• ACTION ITEM: Find all lines with the word "death" in the material, then copy them.

• RECORDS FOR THE TASK:
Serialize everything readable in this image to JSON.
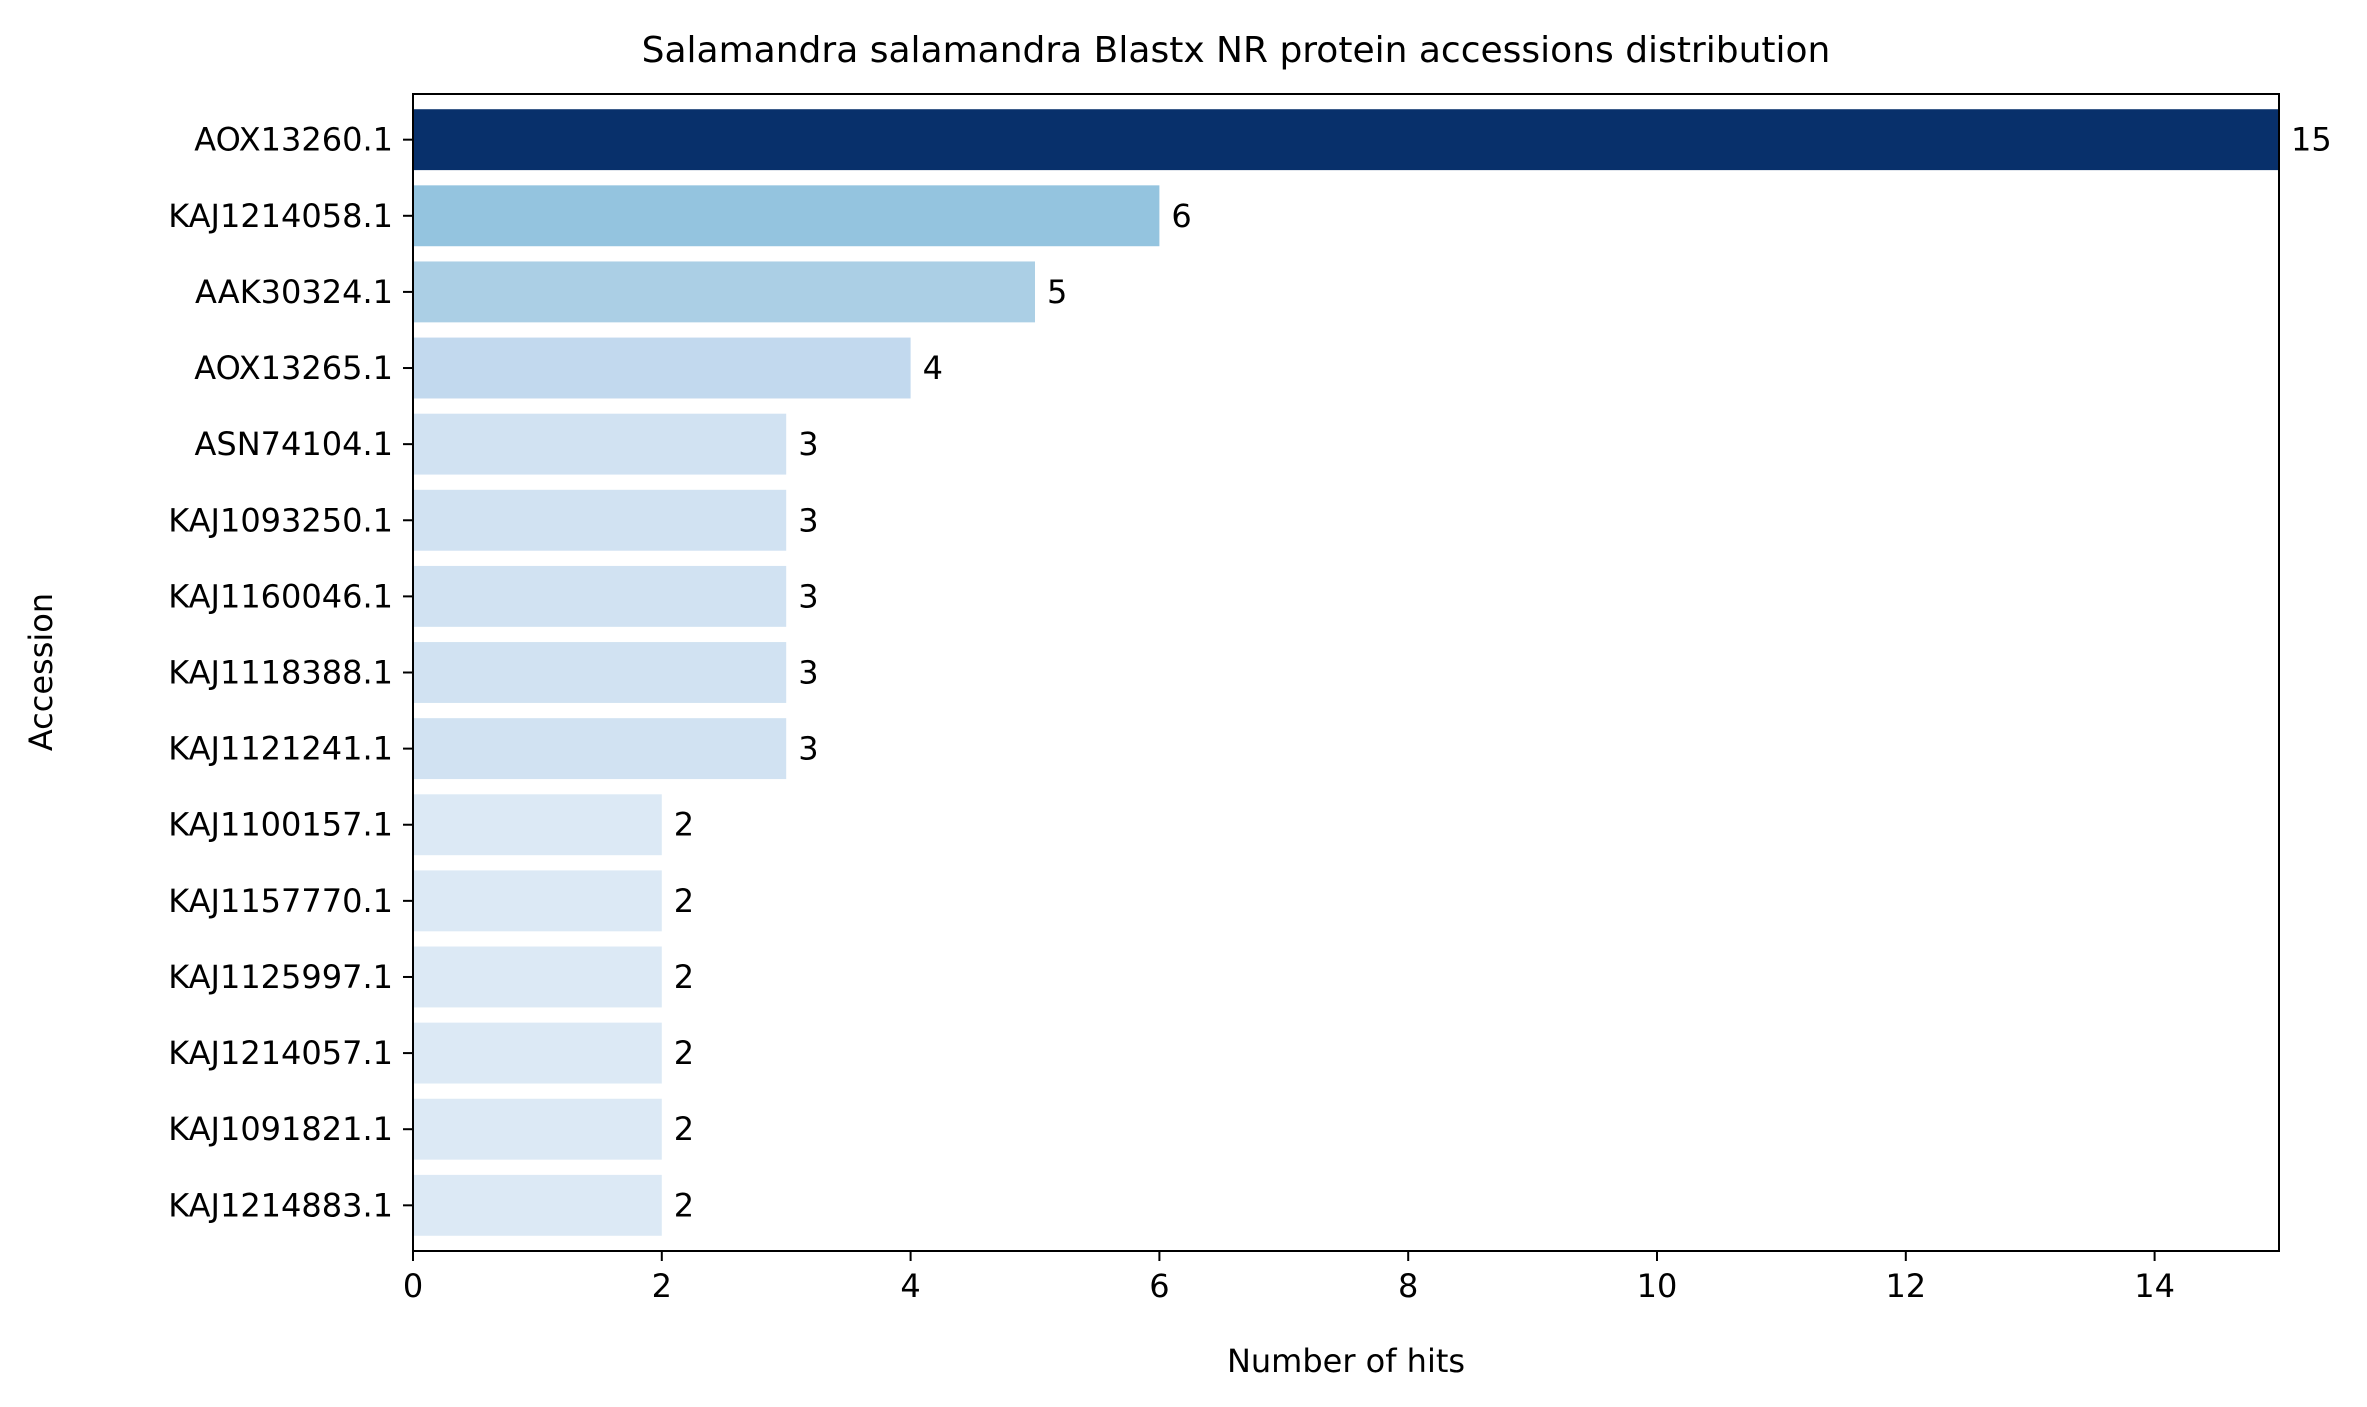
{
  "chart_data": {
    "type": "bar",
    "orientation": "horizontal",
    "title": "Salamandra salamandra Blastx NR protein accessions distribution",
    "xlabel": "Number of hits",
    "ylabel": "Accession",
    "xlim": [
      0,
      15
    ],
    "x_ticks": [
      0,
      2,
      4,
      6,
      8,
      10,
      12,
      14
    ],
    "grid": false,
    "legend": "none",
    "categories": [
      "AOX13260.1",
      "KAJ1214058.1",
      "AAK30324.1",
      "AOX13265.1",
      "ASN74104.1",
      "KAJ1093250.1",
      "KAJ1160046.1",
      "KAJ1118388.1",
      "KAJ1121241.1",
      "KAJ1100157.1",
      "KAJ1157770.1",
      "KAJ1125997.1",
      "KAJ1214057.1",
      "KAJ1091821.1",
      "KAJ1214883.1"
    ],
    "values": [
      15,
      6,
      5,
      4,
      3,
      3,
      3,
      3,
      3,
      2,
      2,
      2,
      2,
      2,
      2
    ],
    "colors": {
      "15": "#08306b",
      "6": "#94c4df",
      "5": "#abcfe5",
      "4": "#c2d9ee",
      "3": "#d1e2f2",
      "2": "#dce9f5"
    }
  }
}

--

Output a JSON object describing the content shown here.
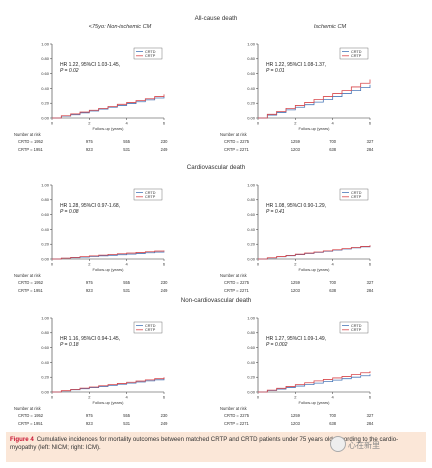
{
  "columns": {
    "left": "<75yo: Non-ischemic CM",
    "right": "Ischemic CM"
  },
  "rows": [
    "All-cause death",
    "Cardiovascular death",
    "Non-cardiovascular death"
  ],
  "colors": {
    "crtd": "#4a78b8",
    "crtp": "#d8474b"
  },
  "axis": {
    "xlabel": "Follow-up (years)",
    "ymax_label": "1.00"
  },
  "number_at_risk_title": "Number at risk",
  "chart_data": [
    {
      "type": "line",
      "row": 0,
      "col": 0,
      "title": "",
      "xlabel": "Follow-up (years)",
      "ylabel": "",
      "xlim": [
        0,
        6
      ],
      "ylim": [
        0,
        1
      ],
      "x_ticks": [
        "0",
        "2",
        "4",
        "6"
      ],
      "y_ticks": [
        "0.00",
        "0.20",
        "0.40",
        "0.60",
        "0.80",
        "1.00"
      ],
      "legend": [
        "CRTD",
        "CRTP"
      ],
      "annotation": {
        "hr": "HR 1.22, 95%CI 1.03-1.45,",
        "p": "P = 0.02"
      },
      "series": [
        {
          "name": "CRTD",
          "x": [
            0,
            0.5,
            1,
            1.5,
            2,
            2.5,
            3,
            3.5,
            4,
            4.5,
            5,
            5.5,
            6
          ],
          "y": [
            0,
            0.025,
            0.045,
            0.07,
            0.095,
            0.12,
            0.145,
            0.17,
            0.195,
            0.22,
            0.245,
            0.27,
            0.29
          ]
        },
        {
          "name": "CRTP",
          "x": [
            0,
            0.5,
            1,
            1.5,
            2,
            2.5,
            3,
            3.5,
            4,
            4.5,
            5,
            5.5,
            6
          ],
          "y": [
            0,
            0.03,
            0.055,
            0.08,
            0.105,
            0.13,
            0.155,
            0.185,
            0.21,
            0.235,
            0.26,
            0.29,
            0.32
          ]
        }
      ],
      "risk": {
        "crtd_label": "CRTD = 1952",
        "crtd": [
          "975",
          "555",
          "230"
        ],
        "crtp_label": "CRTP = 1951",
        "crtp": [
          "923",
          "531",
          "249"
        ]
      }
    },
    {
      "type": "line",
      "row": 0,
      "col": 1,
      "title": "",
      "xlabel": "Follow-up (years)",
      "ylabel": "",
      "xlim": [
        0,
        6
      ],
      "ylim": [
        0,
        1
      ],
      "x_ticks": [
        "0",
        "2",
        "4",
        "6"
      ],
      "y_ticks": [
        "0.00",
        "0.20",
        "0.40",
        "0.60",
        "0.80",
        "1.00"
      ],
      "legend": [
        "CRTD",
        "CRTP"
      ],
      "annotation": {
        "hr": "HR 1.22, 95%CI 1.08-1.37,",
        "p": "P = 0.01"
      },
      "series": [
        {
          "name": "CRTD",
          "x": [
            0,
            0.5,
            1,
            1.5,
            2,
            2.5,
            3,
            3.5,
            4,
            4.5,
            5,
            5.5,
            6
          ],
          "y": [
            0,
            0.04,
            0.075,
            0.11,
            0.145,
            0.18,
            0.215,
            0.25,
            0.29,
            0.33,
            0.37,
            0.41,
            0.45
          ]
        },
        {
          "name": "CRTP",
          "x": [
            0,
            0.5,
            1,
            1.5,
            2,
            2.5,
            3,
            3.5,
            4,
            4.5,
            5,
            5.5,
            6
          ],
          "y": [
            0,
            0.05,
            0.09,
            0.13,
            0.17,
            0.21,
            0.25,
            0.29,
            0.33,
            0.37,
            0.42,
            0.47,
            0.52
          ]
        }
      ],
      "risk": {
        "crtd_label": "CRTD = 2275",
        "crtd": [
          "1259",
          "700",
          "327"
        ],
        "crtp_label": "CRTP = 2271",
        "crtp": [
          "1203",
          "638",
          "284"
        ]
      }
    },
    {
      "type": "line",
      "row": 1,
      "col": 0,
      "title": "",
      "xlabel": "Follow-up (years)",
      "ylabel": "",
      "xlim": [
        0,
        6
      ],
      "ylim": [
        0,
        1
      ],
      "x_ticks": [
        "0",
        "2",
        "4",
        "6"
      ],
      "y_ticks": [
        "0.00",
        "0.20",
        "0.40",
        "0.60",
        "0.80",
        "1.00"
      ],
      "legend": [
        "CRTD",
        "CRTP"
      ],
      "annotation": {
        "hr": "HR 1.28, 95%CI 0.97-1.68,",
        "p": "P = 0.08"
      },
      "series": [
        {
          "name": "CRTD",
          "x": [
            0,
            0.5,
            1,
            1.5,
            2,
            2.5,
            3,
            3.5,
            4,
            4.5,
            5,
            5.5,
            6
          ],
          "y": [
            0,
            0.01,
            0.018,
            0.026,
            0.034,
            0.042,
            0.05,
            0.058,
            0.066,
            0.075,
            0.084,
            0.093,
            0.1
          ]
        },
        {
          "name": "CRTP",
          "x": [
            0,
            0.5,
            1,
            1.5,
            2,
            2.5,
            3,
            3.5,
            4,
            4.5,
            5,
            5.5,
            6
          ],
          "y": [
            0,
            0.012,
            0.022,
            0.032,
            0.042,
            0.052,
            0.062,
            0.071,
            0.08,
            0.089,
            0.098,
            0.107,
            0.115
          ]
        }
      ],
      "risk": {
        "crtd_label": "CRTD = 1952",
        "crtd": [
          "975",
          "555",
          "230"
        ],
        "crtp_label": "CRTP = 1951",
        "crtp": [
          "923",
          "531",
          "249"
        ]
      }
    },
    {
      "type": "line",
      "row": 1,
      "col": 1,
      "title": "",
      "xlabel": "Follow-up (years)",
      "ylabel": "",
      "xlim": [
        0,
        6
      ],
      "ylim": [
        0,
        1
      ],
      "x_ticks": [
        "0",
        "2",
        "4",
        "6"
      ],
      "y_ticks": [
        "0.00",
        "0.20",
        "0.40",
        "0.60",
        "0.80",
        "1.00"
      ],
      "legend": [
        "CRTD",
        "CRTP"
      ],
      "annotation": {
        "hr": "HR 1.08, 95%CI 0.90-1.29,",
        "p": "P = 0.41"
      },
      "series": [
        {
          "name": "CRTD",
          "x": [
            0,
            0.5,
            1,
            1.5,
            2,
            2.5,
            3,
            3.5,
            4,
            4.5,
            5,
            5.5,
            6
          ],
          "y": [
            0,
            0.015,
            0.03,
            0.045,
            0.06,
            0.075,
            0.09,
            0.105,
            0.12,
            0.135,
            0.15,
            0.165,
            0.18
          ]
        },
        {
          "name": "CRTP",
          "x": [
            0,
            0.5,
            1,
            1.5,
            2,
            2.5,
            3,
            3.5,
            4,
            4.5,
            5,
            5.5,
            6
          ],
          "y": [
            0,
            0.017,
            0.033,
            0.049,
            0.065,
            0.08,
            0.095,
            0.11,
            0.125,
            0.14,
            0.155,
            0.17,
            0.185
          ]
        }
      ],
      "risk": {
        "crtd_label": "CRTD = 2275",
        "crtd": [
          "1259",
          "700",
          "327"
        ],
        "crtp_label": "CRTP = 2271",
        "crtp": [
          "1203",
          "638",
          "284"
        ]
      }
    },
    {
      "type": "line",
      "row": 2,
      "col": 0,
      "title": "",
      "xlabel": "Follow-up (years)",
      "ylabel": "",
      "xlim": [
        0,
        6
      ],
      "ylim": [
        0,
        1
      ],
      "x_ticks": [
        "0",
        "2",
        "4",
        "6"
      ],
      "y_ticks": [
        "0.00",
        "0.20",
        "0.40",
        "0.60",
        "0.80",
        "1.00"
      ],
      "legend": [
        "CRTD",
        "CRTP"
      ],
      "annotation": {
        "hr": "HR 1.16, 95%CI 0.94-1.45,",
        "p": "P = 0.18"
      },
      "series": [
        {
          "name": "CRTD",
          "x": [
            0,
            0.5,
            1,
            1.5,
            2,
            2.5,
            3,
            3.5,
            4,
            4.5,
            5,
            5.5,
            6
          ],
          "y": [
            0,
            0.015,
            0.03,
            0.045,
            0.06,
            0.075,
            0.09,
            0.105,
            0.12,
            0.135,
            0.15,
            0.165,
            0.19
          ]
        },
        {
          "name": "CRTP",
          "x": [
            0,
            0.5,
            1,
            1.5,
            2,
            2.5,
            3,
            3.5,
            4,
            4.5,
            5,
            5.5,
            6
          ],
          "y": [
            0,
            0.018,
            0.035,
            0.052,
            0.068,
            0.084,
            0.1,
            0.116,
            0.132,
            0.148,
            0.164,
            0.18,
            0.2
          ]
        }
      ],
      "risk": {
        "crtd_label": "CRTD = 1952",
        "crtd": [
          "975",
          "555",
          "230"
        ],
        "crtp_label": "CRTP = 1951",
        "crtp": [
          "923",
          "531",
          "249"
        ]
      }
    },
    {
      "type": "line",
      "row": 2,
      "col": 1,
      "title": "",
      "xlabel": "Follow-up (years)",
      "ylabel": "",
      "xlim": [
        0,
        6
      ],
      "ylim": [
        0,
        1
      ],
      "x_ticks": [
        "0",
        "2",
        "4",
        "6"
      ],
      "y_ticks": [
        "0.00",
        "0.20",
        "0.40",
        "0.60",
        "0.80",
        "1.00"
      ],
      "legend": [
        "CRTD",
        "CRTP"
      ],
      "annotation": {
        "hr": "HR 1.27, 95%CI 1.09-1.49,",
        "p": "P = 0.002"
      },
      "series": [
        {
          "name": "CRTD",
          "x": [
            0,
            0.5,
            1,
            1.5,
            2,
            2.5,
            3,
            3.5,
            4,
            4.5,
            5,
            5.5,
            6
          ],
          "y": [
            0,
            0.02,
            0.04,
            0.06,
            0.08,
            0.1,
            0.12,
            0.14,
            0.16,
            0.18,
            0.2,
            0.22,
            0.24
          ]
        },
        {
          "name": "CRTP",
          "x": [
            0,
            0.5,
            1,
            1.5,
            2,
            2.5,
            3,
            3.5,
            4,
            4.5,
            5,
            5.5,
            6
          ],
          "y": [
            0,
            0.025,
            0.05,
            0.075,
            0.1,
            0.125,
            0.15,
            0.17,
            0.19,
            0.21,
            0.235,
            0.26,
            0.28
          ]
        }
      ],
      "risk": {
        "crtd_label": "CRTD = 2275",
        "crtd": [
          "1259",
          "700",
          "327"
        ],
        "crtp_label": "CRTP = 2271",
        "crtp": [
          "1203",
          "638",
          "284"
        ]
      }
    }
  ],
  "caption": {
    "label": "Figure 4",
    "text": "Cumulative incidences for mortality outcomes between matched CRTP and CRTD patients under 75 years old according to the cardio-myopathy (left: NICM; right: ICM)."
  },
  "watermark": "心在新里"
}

...

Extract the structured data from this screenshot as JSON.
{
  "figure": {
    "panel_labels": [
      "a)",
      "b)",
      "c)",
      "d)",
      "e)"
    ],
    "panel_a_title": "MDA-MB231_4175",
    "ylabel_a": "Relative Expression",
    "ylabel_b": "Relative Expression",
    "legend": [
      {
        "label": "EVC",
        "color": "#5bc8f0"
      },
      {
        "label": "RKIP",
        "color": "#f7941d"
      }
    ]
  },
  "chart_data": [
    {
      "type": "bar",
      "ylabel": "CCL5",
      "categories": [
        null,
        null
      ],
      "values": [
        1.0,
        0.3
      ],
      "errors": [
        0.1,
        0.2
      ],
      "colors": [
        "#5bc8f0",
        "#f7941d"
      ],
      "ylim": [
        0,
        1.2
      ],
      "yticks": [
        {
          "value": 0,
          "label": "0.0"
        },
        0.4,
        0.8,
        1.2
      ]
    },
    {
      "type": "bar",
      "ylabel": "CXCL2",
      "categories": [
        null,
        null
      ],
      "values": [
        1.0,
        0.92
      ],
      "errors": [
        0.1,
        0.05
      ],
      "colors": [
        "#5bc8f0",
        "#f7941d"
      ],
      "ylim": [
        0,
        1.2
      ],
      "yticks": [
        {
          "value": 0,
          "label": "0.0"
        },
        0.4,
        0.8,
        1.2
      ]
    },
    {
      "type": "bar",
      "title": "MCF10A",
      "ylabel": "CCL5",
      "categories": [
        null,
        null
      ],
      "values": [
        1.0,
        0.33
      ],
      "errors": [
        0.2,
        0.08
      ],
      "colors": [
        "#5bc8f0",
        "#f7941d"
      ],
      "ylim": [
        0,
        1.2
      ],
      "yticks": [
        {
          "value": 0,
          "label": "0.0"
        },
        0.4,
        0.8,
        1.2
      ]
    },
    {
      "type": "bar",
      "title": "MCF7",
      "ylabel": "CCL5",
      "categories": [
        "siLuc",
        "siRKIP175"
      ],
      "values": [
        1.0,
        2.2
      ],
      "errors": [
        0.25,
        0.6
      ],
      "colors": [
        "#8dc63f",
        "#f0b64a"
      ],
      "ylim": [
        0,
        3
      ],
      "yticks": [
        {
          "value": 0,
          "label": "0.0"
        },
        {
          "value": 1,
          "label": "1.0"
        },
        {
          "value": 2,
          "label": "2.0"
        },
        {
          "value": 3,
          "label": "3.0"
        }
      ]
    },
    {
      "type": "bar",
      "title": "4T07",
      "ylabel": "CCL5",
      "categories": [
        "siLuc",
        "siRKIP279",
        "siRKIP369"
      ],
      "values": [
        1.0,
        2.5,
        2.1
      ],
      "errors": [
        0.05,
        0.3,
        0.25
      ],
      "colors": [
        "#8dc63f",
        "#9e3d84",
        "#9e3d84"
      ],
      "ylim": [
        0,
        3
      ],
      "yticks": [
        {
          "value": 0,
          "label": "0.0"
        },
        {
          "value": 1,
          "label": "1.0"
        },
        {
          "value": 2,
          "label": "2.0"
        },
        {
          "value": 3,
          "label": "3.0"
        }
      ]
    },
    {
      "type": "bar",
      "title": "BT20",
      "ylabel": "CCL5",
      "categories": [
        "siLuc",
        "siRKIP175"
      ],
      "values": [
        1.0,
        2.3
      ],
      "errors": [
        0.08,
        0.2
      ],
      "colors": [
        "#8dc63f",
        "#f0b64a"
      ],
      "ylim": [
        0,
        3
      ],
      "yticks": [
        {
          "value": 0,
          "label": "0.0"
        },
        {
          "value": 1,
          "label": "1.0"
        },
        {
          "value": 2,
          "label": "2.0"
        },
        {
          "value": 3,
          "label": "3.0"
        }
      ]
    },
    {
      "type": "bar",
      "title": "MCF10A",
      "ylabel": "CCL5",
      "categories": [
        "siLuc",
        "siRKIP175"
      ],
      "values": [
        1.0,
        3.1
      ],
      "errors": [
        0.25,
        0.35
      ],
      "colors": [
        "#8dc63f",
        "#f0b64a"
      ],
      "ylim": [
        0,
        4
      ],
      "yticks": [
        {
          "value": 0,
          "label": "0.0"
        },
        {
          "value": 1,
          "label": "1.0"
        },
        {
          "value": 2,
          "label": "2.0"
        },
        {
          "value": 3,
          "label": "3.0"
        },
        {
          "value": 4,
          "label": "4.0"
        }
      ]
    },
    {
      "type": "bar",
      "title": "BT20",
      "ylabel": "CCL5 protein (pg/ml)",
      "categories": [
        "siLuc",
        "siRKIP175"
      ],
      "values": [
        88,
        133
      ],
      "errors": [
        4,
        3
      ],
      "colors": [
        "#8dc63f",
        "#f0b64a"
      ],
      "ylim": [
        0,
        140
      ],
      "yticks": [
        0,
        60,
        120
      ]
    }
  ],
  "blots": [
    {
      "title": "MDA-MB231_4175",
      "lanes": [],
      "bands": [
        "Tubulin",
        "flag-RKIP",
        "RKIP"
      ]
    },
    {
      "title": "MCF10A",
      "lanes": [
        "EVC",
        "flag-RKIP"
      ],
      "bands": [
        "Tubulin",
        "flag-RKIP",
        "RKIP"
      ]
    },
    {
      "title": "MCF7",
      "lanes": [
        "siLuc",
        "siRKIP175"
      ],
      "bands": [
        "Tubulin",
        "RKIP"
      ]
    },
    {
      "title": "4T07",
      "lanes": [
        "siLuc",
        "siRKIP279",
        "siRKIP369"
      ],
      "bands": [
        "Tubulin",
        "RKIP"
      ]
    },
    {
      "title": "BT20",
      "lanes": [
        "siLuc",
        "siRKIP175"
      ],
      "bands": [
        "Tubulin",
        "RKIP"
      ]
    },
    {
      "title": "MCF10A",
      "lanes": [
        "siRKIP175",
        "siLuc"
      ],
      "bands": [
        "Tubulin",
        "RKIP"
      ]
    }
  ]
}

• SOLUTION TO THE PROBLEM:
    "All-cause death",
    "Cardiovascular death",
    "Non-cardiovascular death"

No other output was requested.